» **REQUIREMENTS**
In the material below, find each line holding the string "core" and copy it.
#### TASK DATA ####
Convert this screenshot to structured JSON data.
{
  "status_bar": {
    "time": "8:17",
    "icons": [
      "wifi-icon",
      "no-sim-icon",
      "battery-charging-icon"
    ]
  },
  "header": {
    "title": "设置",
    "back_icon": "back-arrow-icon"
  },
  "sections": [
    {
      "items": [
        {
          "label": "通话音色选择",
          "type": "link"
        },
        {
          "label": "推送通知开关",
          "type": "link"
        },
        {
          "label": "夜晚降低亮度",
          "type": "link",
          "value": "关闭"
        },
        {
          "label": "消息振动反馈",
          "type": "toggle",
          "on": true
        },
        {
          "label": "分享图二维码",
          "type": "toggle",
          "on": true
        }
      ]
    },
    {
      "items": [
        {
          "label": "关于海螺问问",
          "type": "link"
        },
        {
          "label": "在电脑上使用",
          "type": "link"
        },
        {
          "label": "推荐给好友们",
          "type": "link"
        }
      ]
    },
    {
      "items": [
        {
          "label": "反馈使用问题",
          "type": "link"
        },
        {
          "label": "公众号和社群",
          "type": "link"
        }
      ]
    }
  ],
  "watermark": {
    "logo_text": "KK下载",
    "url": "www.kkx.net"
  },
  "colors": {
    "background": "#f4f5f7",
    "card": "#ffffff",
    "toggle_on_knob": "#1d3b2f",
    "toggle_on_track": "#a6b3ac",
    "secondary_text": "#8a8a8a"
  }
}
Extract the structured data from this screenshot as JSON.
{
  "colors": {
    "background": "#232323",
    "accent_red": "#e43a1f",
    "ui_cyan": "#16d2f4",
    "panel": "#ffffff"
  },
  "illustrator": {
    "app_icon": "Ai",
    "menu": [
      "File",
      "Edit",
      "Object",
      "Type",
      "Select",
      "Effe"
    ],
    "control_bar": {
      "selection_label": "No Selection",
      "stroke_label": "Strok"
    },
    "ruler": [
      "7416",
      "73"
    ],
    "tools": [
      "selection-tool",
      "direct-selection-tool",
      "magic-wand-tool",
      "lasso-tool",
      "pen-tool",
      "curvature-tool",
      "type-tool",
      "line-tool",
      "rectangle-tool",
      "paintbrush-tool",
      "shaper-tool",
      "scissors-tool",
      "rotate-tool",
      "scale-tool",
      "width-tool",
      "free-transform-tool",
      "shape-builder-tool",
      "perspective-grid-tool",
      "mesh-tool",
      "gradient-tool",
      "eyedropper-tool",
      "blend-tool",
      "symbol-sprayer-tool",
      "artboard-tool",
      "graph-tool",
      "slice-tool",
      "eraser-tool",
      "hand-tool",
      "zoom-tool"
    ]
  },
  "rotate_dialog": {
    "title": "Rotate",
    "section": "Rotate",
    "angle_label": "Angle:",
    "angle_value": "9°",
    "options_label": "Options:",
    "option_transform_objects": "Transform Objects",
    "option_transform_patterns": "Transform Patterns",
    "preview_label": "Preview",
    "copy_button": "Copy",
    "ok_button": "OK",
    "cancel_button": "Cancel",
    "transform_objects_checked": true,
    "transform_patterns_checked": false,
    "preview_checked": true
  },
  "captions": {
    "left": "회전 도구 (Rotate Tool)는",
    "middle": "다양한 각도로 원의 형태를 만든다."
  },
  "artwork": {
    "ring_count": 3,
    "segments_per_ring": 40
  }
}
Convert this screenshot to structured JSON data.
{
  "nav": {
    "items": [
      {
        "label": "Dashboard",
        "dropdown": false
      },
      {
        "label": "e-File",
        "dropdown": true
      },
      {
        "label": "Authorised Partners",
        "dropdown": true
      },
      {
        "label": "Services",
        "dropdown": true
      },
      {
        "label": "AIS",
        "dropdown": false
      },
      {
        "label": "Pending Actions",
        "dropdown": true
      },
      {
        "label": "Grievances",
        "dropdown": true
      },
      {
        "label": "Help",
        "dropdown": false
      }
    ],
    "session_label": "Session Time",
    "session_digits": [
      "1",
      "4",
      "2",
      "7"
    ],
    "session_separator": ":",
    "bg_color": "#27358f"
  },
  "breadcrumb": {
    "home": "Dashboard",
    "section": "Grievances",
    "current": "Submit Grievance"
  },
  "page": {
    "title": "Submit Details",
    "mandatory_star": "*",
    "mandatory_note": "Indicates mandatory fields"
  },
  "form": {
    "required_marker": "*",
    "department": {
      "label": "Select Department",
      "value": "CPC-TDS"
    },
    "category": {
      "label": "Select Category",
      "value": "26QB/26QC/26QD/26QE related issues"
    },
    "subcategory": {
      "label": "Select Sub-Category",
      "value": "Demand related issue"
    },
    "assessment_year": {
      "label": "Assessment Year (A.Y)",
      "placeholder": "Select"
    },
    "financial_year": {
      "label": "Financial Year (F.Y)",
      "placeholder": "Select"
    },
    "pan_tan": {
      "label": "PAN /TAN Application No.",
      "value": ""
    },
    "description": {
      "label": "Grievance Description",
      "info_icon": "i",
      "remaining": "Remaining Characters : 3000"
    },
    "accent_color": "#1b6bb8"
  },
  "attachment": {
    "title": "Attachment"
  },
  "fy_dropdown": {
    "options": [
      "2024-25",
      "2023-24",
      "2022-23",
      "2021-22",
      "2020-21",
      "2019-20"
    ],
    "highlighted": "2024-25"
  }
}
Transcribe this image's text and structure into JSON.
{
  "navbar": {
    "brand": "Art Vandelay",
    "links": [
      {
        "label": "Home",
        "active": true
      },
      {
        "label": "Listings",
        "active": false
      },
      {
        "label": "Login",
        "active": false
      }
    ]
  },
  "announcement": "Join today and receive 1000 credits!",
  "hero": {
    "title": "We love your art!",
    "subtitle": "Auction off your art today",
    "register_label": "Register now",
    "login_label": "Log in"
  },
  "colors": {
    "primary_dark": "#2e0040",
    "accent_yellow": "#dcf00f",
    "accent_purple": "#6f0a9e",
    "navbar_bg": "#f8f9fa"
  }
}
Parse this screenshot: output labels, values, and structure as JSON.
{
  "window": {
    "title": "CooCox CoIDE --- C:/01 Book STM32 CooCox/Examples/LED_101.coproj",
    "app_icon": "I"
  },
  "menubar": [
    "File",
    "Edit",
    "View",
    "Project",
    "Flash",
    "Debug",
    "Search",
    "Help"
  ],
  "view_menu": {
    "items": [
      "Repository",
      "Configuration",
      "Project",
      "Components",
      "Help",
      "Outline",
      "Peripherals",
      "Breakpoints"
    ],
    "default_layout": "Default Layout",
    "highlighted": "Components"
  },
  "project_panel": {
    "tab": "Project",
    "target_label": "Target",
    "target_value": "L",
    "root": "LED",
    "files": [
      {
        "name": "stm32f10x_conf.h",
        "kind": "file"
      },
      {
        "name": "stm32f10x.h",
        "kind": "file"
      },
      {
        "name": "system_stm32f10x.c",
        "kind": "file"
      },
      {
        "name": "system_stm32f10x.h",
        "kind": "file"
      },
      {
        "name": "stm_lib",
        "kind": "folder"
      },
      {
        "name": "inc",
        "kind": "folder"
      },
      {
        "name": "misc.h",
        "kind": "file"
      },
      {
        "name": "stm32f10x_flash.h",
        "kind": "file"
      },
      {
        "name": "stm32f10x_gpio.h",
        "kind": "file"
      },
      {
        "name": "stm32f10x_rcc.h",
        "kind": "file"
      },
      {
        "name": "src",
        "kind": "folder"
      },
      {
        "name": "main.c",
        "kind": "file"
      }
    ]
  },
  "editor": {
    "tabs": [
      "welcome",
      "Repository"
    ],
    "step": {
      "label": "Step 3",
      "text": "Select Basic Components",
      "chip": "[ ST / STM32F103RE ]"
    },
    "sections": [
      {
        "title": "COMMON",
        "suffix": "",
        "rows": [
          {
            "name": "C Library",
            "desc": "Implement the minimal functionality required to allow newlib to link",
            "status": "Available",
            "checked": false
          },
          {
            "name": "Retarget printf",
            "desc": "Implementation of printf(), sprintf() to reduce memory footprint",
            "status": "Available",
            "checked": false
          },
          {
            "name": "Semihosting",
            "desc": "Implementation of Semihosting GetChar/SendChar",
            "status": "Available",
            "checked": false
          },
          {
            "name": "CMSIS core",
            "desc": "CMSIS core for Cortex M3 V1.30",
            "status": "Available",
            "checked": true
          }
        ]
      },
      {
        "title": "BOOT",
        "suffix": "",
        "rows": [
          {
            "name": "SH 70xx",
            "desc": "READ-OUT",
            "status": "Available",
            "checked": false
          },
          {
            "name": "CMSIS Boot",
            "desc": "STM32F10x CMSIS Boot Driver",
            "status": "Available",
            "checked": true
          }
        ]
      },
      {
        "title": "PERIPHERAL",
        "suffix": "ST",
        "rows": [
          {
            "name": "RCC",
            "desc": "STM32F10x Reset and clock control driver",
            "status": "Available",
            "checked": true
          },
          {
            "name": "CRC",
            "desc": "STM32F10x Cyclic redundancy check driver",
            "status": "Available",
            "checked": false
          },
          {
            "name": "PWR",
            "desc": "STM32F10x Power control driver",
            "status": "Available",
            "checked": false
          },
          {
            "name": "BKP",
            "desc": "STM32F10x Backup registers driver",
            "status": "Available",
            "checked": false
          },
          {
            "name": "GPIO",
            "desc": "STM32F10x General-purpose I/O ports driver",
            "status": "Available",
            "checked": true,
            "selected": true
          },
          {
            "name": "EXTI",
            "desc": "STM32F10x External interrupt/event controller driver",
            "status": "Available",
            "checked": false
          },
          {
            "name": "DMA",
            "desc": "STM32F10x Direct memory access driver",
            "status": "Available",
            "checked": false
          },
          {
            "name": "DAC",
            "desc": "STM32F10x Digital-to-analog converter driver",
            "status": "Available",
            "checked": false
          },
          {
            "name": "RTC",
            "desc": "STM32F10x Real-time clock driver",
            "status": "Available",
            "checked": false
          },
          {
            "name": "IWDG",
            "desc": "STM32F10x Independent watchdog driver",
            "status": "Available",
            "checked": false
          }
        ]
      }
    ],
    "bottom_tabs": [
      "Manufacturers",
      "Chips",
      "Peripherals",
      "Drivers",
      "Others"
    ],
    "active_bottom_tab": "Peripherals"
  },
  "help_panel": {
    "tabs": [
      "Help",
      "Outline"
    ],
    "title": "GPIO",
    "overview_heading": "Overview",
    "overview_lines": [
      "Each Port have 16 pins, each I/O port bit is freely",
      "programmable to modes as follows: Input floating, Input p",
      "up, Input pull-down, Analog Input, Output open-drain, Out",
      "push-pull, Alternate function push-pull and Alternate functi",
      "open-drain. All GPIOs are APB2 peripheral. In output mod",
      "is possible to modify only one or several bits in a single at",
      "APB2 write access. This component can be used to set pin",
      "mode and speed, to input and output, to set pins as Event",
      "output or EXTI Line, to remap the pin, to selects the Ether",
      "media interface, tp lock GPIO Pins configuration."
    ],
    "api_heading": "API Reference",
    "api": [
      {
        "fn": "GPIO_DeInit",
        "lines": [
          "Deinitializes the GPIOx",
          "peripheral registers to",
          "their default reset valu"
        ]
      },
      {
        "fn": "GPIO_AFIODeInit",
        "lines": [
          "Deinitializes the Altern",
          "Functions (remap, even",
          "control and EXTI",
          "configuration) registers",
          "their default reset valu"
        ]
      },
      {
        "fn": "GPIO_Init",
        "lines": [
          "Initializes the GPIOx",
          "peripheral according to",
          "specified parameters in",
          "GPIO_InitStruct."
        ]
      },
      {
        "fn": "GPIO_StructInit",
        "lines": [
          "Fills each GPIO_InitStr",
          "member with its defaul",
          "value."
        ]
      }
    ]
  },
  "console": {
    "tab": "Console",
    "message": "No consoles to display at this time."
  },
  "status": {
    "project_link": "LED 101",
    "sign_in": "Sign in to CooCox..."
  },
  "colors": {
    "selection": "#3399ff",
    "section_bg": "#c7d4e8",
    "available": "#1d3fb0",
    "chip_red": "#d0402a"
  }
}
####
» **THE RESPONSE**
            "name": "CMSIS core",
            "desc": "CMSIS core for Cortex M3 V1.30",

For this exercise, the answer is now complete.